/---

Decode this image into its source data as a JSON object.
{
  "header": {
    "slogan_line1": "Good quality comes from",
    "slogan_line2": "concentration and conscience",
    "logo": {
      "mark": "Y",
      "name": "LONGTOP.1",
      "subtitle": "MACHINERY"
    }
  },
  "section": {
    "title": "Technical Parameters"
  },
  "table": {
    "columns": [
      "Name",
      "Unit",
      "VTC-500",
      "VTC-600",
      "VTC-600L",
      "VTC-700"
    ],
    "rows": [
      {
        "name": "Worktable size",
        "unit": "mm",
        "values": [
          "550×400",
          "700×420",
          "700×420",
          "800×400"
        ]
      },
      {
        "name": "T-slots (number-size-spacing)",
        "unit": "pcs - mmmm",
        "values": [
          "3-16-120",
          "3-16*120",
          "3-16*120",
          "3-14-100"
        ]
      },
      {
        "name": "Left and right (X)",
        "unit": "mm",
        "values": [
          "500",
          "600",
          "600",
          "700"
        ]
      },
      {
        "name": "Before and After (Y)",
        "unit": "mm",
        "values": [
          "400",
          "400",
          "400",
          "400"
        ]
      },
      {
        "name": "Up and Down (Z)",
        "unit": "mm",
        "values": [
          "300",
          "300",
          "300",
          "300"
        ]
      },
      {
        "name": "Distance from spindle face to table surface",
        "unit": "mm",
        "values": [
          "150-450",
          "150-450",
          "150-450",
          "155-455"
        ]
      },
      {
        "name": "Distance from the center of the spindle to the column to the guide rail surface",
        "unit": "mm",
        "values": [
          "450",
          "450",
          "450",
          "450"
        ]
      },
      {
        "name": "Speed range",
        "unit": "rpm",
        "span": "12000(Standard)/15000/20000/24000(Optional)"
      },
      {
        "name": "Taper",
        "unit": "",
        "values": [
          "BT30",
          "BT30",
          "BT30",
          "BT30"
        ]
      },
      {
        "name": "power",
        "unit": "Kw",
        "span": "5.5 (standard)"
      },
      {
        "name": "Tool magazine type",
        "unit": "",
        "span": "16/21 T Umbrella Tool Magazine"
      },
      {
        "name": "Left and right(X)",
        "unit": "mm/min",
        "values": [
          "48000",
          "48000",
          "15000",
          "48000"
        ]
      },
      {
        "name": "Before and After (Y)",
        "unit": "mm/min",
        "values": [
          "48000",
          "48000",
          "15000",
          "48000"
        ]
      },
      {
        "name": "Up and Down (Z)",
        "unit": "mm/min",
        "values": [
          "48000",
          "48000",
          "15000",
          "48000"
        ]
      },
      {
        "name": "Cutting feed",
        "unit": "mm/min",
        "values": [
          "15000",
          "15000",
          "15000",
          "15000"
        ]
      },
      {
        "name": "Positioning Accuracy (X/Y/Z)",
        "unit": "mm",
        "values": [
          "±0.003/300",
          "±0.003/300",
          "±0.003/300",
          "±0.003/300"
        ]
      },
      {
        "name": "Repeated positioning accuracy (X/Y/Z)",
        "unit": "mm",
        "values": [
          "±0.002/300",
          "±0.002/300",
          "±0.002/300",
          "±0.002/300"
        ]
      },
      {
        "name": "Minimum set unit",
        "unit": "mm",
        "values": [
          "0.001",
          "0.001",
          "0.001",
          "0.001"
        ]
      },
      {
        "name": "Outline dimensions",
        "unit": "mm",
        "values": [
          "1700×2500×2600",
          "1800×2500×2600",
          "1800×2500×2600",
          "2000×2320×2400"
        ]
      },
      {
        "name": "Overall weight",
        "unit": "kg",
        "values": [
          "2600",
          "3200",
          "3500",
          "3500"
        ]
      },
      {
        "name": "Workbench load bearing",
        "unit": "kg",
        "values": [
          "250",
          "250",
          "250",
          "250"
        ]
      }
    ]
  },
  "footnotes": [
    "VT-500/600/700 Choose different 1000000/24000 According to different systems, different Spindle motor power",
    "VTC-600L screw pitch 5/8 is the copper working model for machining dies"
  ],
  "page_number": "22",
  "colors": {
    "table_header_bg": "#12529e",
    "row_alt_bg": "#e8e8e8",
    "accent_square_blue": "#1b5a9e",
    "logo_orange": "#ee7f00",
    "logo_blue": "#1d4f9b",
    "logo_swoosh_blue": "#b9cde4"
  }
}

\---

(What to work on):
Write out the whole listing again. Match it word for word.

(Result below):
Decode this image into its source data as a JSON object.
{
  "header": {
    "slogan_line1": "Good quality comes from",
    "slogan_line2": "concentration and conscience",
    "logo": {
      "mark": "Y",
      "name": "LONGTOP.1",
      "subtitle": "MACHINERY"
    }
  },
  "section": {
    "title": "Technical Parameters"
  },
  "table": {
    "columns": [
      "Name",
      "Unit",
      "VTC-500",
      "VTC-600",
      "VTC-600L",
      "VTC-700"
    ],
    "rows": [
      {
        "name": "Worktable size",
        "unit": "mm",
        "values": [
          "550×400",
          "700×420",
          "700×420",
          "800×400"
        ]
      },
      {
        "name": "T-slots (number-size-spacing)",
        "unit": "pcs - mmmm",
        "values": [
          "3-16-120",
          "3-16*120",
          "3-16*120",
          "3-14-100"
        ]
      },
      {
        "name": "Left and right (X)",
        "unit": "mm",
        "values": [
          "500",
          "600",
          "600",
          "700"
        ]
      },
      {
        "name": "Before and After (Y)",
        "unit": "mm",
        "values": [
          "400",
          "400",
          "400",
          "400"
        ]
      },
      {
        "name": "Up and Down (Z)",
        "unit": "mm",
        "values": [
          "300",
          "300",
          "300",
          "300"
        ]
      },
      {
        "name": "Distance from spindle face to table surface",
        "unit": "mm",
        "values": [
          "150-450",
          "150-450",
          "150-450",
          "155-455"
        ]
      },
      {
        "name": "Distance from the center of the spindle to the column to the guide rail surface",
        "unit": "mm",
        "values": [
          "450",
          "450",
          "450",
          "450"
        ]
      },
      {
        "name": "Speed range",
        "unit": "rpm",
        "span": "12000(Standard)/15000/20000/24000(Optional)"
      },
      {
        "name": "Taper",
        "unit": "",
        "values": [
          "BT30",
          "BT30",
          "BT30",
          "BT30"
        ]
      },
      {
        "name": "power",
        "unit": "Kw",
        "span": "5.5 (standard)"
      },
      {
        "name": "Tool magazine type",
        "unit": "",
        "span": "16/21 T Umbrella Tool Magazine"
      },
      {
        "name": "Left and right(X)",
        "unit": "mm/min",
        "values": [
          "48000",
          "48000",
          "15000",
          "48000"
        ]
      },
      {
        "name": "Before and After (Y)",
        "unit": "mm/min",
        "values": [
          "48000",
          "48000",
          "15000",
          "48000"
        ]
      },
      {
        "name": "Up and Down (Z)",
        "unit": "mm/min",
        "values": [
          "48000",
          "48000",
          "15000",
          "48000"
        ]
      },
      {
        "name": "Cutting feed",
        "unit": "mm/min",
        "values": [
          "15000",
          "15000",
          "15000",
          "15000"
        ]
      },
      {
        "name": "Positioning Accuracy (X/Y/Z)",
        "unit": "mm",
        "values": [
          "±0.003/300",
          "±0.003/300",
          "±0.003/300",
          "±0.003/300"
        ]
      },
      {
        "name": "Repeated positioning accuracy (X/Y/Z)",
        "unit": "mm",
        "values": [
          "±0.002/300",
          "±0.002/300",
          "±0.002/300",
          "±0.002/300"
        ]
      },
      {
        "name": "Minimum set unit",
        "unit": "mm",
        "values": [
          "0.001",
          "0.001",
          "0.001",
          "0.001"
        ]
      },
      {
        "name": "Outline dimensions",
        "unit": "mm",
        "values": [
          "1700×2500×2600",
          "1800×2500×2600",
          "1800×2500×2600",
          "2000×2320×2400"
        ]
      },
      {
        "name": "Overall weight",
        "unit": "kg",
        "values": [
          "2600",
          "3200",
          "3500",
          "3500"
        ]
      },
      {
        "name": "Workbench load bearing",
        "unit": "kg",
        "values": [
          "250",
          "250",
          "250",
          "250"
        ]
      }
    ]
  },
  "footnotes": [
    "VT-500/600/700 Choose different 1000000/24000 According to different systems, different Spindle motor power",
    "VTC-600L screw pitch 5/8 is the copper working model for machining dies"
  ],
  "page_number": "22",
  "colors": {
    "table_header_bg": "#12529e",
    "row_alt_bg": "#e8e8e8",
    "accent_square_blue": "#1b5a9e",
    "logo_orange": "#ee7f00",
    "logo_blue": "#1d4f9b",
    "logo_swoosh_blue": "#b9cde4"
  }
}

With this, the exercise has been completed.